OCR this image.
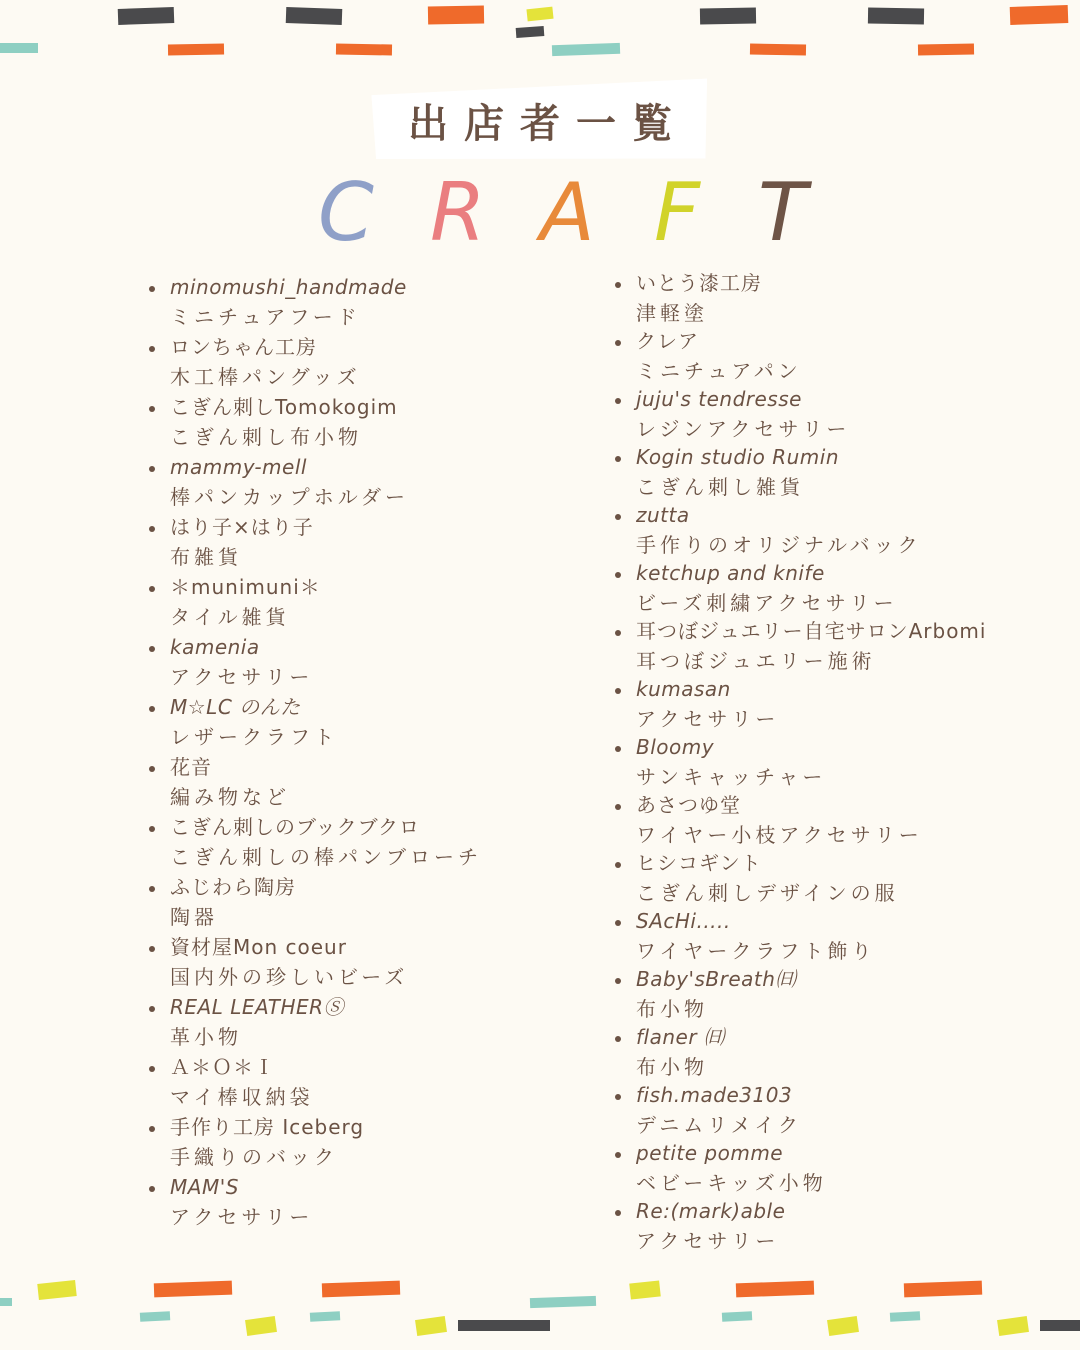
出店者一覧
C R A F T
minomushi_handmade
ミニチュアフード
ロンちゃん工房
木工棒パングッズ
こぎん刺しTomokogim
こぎん刺し布小物
mammy-mell
棒パンカップホルダー
はり子×はり子
布雑貨
＊munimuni＊
タイル雑貨
kamenia
アクセサリー
M☆LC のんた
レザークラフト
花音
編み物など
こぎん刺しのブックブクロ
こぎん刺しの棒パンブローチ
ふじわら陶房
陶器
資材屋Mon coeur
国内外の珍しいビーズ
REAL LEATHERⓈ
革小物
Ａ＊Ｏ＊Ｉ
マイ棒収納袋
手作り工房 Iceberg
手織りのバック
MAM'S
アクセサリー
いとう漆工房
津軽塗
クレア
ミニチュアパン
juju's tendresse
レジンアクセサリー
Kogin studio Rumin
こぎん刺し雑貨
zutta
手作りのオリジナルバック
ketchup and knife
ビーズ刺繍アクセサリー
耳つぼジュエリー自宅サロンArbomi
耳つぼジュエリー施術
kumasan
アクセサリー
Bloomy
サンキャッチャー
あさつゆ堂
ワイヤー小枝アクセサリー
ヒシコギント
こぎん刺しデザインの服
SAcHi.....
ワイヤークラフト飾り
Baby'sBreath㈰
布小物
flaner ㈰
布小物
fish.made3103
デニムリメイク
petite pomme
ベビーキッズ小物
Re:(mark)able
アクセサリー
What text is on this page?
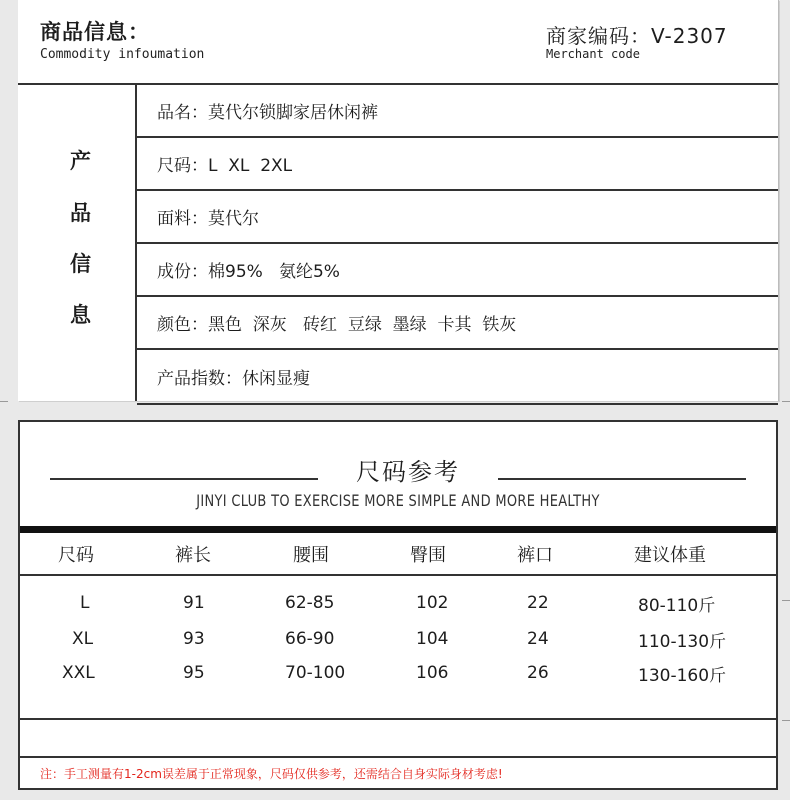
商品信息：
Commodity infoumation
商家编码：V-2307
Merchant code
产
品
信
息
品名：莫代尔锁脚家居休闲裤
尺码：L  XL  2XL
面料：莫代尔
成份：棉95%   氨纶5%
颜色：黑色  深灰   砖红  豆绿  墨绿  卡其  铁灰
产品指数：休闲显瘦
尺码参考
JINYI CLUB TO EXERCISE MORE SIMPLE AND MORE HEALTHY
尺码	裤长	腰围	臀围	裤口	建议体重
L	91	62-85	102	22	80-110斤
XL	93	66-90	104	24	110-130斤
XXL	95	70-100	106	26	130-160斤
注：手工测量有1-2cm误差属于正常现象，尺码仅供参考，还需结合自身实际身材考虑!
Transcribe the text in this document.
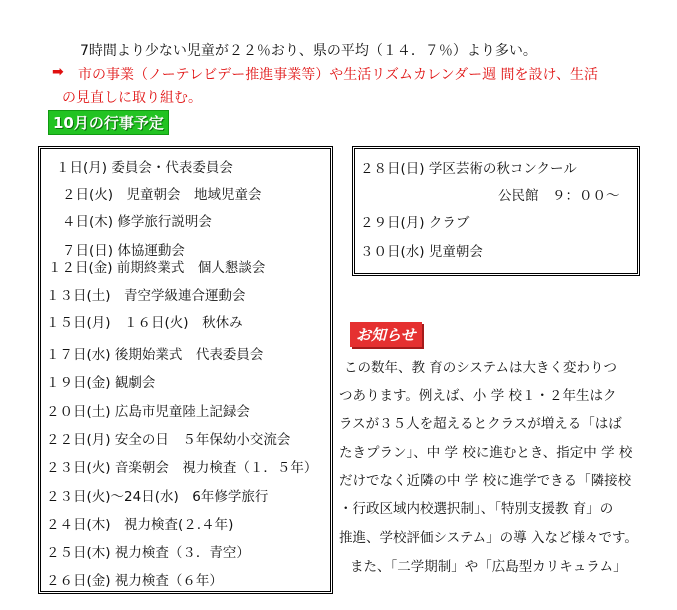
7時間より少ない児童が２２％おり、県の平均（１４．７％）より多い。
➡ 市の事業（ノーテレビデー推進事業等）や生活リズムカレンダー週 間を設け、生活
の見直しに取り組む。
10月の行事予定
１日(月) 委員会・代表委員会
２日(火)　児童朝会　地域児童会
４日(木) 修学旅行説明会
７日(日) 体協運動会
１２日(金) 前期終業式　個人懇談会
１３日(土)　青空学級連合運動会
１５日(月)　１６日(火)　秋休み
１７日(水) 後期始業式　代表委員会
１９日(金) 観劇会
２０日(土) 広島市児童陸上記録会
２２日(月) 安全の日　５年保幼小交流会
２３日(火) 音楽朝会　視力検査（１．５年）
２３日(火)～24日(水)　6年修学旅行
２４日(木)　視力検査(２.４年)
２５日(木) 視力検査（３．青空）
２６日(金) 視力検査（６年）
２８日(日) 学区芸術の秋コンクール
公民館　９：００～
２９日(月) クラブ
３０日(水) 児童朝会
お知らせ
この数年、教 育のシステムは大きく変わりつ
つあります。例えば、小 学 校１・２年生はク
ラスが３５人を超えるとクラスが増える「はば
たきプラン」、中 学 校に進むとき、指定中 学 校
だけでなく近隣の中 学 校に進学できる「隣接校
・行政区域内校選択制」、「特別支援教 育」の
推進、学校評価システム」の導 入など様々です。
また、「二学期制」や「広島型カリキュラム」
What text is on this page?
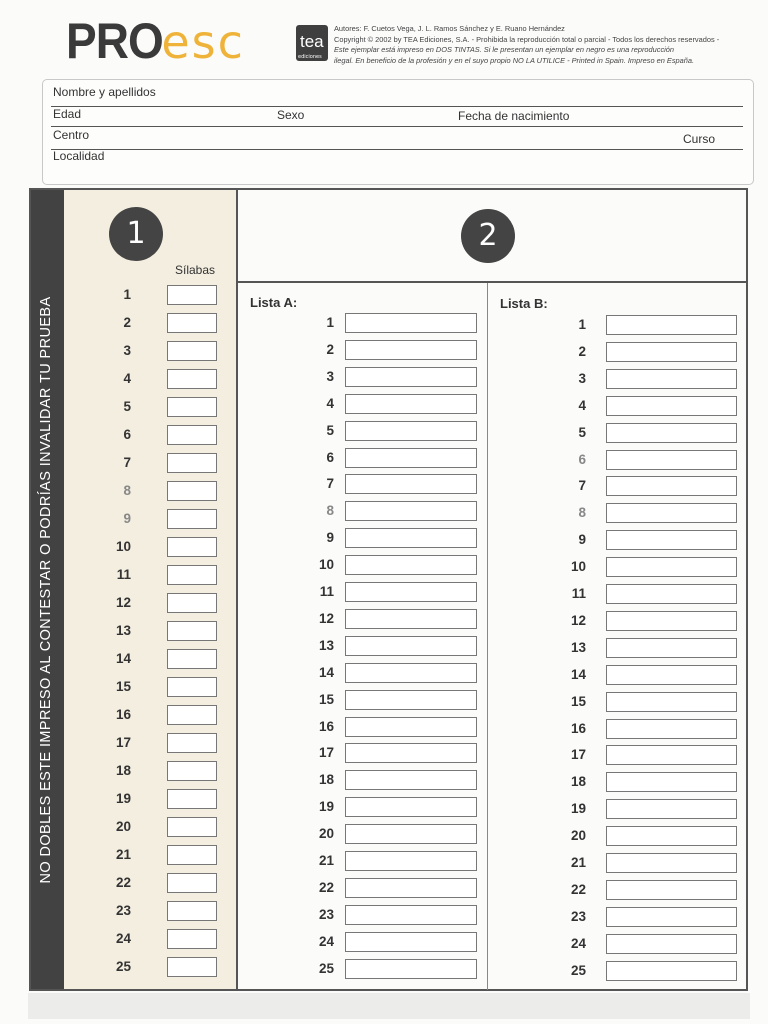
PROesc	tea
ediciones
Autores: F. Cuetos Vega, J. L. Ramos Sánchez y E. Ruano Hernández
Copyright © 2002 by TEA Ediciones, S.A. - Prohibida la reproducción total o parcial - Todos los derechos reservados -
Este ejemplar está impreso en DOS TINTAS. Si le presentan un ejemplar en negro es una reproducción
ilegal. En beneficio de la profesión y en el suyo propio NO LA UTILICE - Printed in Spain. Impreso en España.
Nombre y apellidos
Edad	Sexo	Fecha de nacimiento
Centro	Curso
Localidad
NO DOBLES ESTE IMPRESO AL CONTESTAR O PODRÍAS INVALIDAR TU PRUEBA
1
Sílabas
2
Lista A:	Lista B:
1
2
3
4
5
6
7
8
9
10
11
12
13
14
15
16
17
18
19
20
21
22
23
24
25
1
2
3
4
5
6
7
8
9
10
11
12
13
14
15
16
17
18
19
20
21
22
23
24
25
1
2
3
4
5
6
7
8
9
10
11
12
13
14
15
16
17
18
19
20
21
22
23
24
25
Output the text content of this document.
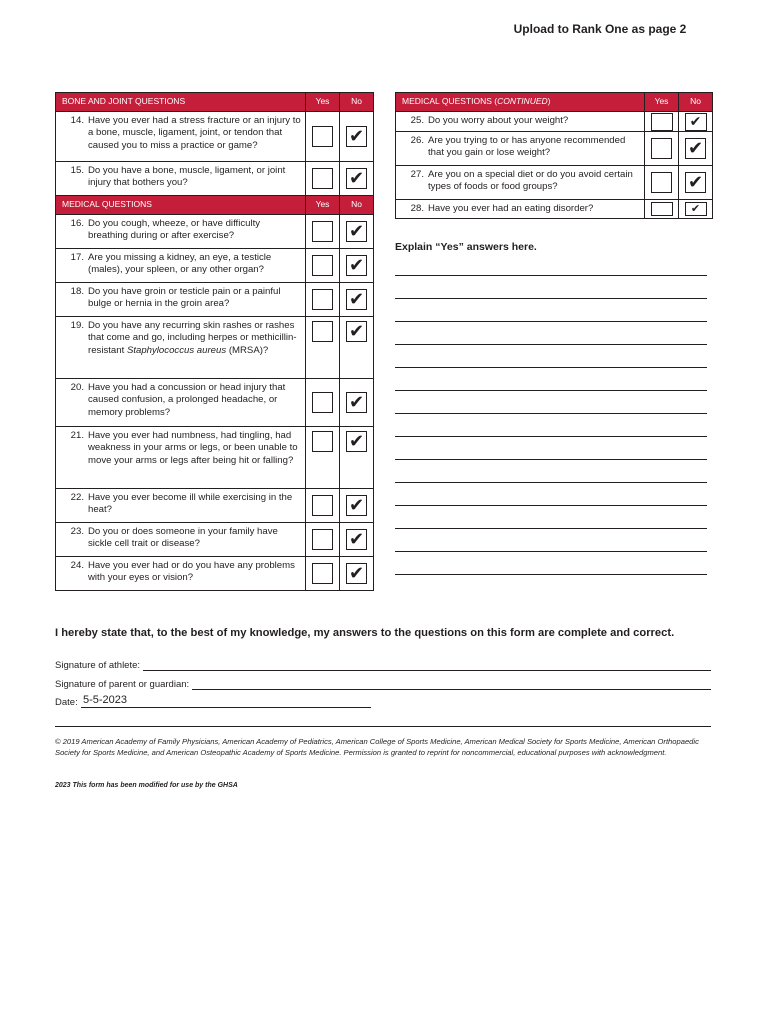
Upload to Rank One as page 2
BONE AND JOINT QUESTIONS	Yes	No

14. Have you ever had a stress fracture or an injury to a bone, muscle, ligament, joint, or tendon that caused you to miss a practice or game?		✔

15. Do you have a bone, muscle, ligament, or joint injury that bothers you?		✔
MEDICAL QUESTIONS	Yes	No

16. Do you cough, wheeze, or have difficulty breathing during or after exercise?		✔

17. Are you missing a kidney, an eye, a testicle (males), your spleen, or any other organ?		✔

18. Do you have groin or testicle pain or a painful bulge or hernia in the groin area?		✔

19. Do you have any recurring skin rashes or rashes that come and go, including herpes or methicillin-resistant Staphylococcus aureus (MRSA)?		✔

20. Have you had a concussion or head injury that caused confusion, a prolonged headache, or memory problems?		✔

21. Have you ever had numbness, had tingling, had weakness in your arms or legs, or been unable to move your arms or legs after being hit or falling?		✔

22. Have you ever become ill while exercising in the heat?		✔

23. Do you or does someone in your family have sickle cell trait or disease?		✔

24. Have you ever had or do you have any problems with your eyes or vision?		✔
MEDICAL QUESTIONS (CONTINUED)	Yes	No

25. Do you worry about your weight?		✔

26. Are you trying to or has anyone recommended that you gain or lose weight?		✔

27. Are you on a special diet or do you avoid certain types of foods or food groups?		✔

28. Have you ever had an eating disorder?		✔
Explain “Yes” answers here.
I hereby state that, to the best of my knowledge, my answers to the questions on this form are complete and correct.
Signature of athlete:
Signature of parent or guardian:
Date: 5-5-2023
© 2019 American Academy of Family Physicians, American Academy of Pediatrics, American College of Sports Medicine, American Medical Society for Sports Medicine, American Orthopaedic Society for Sports Medicine, and American Osteopathic Academy of Sports Medicine. Permission is granted to reprint for noncommercial, educational purposes with acknowledgment.
2023 This form has been modified for use by the GHSA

——————

Gather every line containing the word "text" and copy it.

* RESULT OF THE EXERCISE:
What text is on this page?
Transcribe the text in this document.
What text is on this page?
Output the text content of this document.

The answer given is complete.